#### Material for the task

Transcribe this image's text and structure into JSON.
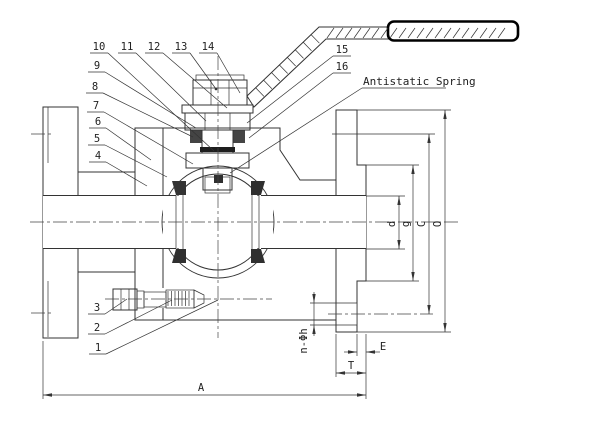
{
  "drawing": {
    "annotations": {
      "antistatic_spring": "Antistatic Spring"
    },
    "callouts": [
      {
        "label": "1"
      },
      {
        "label": "2"
      },
      {
        "label": "3"
      },
      {
        "label": "4"
      },
      {
        "label": "5"
      },
      {
        "label": "6"
      },
      {
        "label": "7"
      },
      {
        "label": "8"
      },
      {
        "label": "9"
      },
      {
        "label": "10"
      },
      {
        "label": "11"
      },
      {
        "label": "12"
      },
      {
        "label": "13"
      },
      {
        "label": "14"
      },
      {
        "label": "15"
      },
      {
        "label": "16"
      }
    ],
    "dimensions": {
      "overall_length": "A",
      "flange_thickness": "T",
      "raised_face_height": "E",
      "bolt_holes": "n-Φh",
      "bore_diameter": "d",
      "gasket_face_diameter": "g",
      "bolt_circle_diameter": "C",
      "flange_outer_diameter": "O"
    },
    "colors": {
      "line": "#333333",
      "dark_fill": "#2f2f2f",
      "background": "#ffffff"
    }
  }
}
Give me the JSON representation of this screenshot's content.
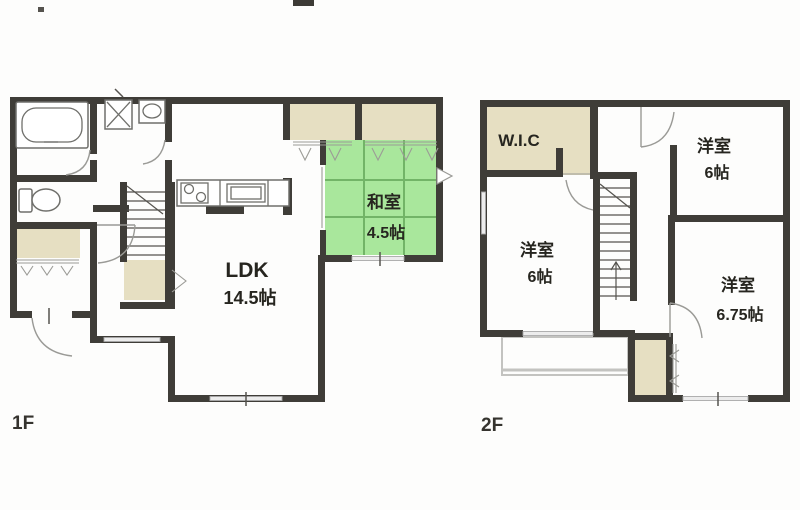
{
  "plan": {
    "floor1": {
      "label": "1F",
      "rooms": {
        "ldk": {
          "name": "LDK",
          "size": "14.5帖"
        },
        "washitsu": {
          "name": "和室",
          "size": "4.5帖"
        }
      }
    },
    "floor2": {
      "label": "2F",
      "rooms": {
        "wic": {
          "name": "W.I.C"
        },
        "bedroom_top": {
          "name": "洋室",
          "size": "6帖"
        },
        "bedroom_left": {
          "name": "洋室",
          "size": "6帖"
        },
        "bedroom_right": {
          "name": "洋室",
          "size": "6.75帖"
        }
      }
    },
    "colors": {
      "wall": "#3f3d38",
      "tatami_green": "#a9e79c",
      "tatami_line": "#72b467",
      "closet_tan": "#e6dfc2",
      "window_gray": "#ececec"
    }
  }
}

########

● **Job**: Leave out the pictures and output every record above precisely as given.

● **Written reply**:
Transcribe this image's text and structure into JSON.
{
  "drawing": {
    "annotations": {
      "antistatic_spring": "Antistatic Spring"
    },
    "callouts": [
      {
        "label": "1"
      },
      {
        "label": "2"
      },
      {
        "label": "3"
      },
      {
        "label": "4"
      },
      {
        "label": "5"
      },
      {
        "label": "6"
      },
      {
        "label": "7"
      },
      {
        "label": "8"
      },
      {
        "label": "9"
      },
      {
        "label": "10"
      },
      {
        "label": "11"
      },
      {
        "label": "12"
      },
      {
        "label": "13"
      },
      {
        "label": "14"
      },
      {
        "label": "15"
      },
      {
        "label": "16"
      }
    ],
    "dimensions": {
      "overall_length": "A",
      "flange_thickness": "T",
      "raised_face_height": "E",
      "bolt_holes": "n-Φh",
      "bore_diameter": "d",
      "gasket_face_diameter": "g",
      "bolt_circle_diameter": "C",
      "flange_outer_diameter": "O"
    },
    "colors": {
      "line": "#333333",
      "dark_fill": "#2f2f2f",
      "background": "#ffffff"
    }
  }
}
Give me the JSON representation of this screenshot's content.
{
  "plan": {
    "floor1": {
      "label": "1F",
      "rooms": {
        "ldk": {
          "name": "LDK",
          "size": "14.5帖"
        },
        "washitsu": {
          "name": "和室",
          "size": "4.5帖"
        }
      }
    },
    "floor2": {
      "label": "2F",
      "rooms": {
        "wic": {
          "name": "W.I.C"
        },
        "bedroom_top": {
          "name": "洋室",
          "size": "6帖"
        },
        "bedroom_left": {
          "name": "洋室",
          "size": "6帖"
        },
        "bedroom_right": {
          "name": "洋室",
          "size": "6.75帖"
        }
      }
    },
    "colors": {
      "wall": "#3f3d38",
      "tatami_green": "#a9e79c",
      "tatami_line": "#72b467",
      "closet_tan": "#e6dfc2",
      "window_gray": "#ececec"
    }
  }
}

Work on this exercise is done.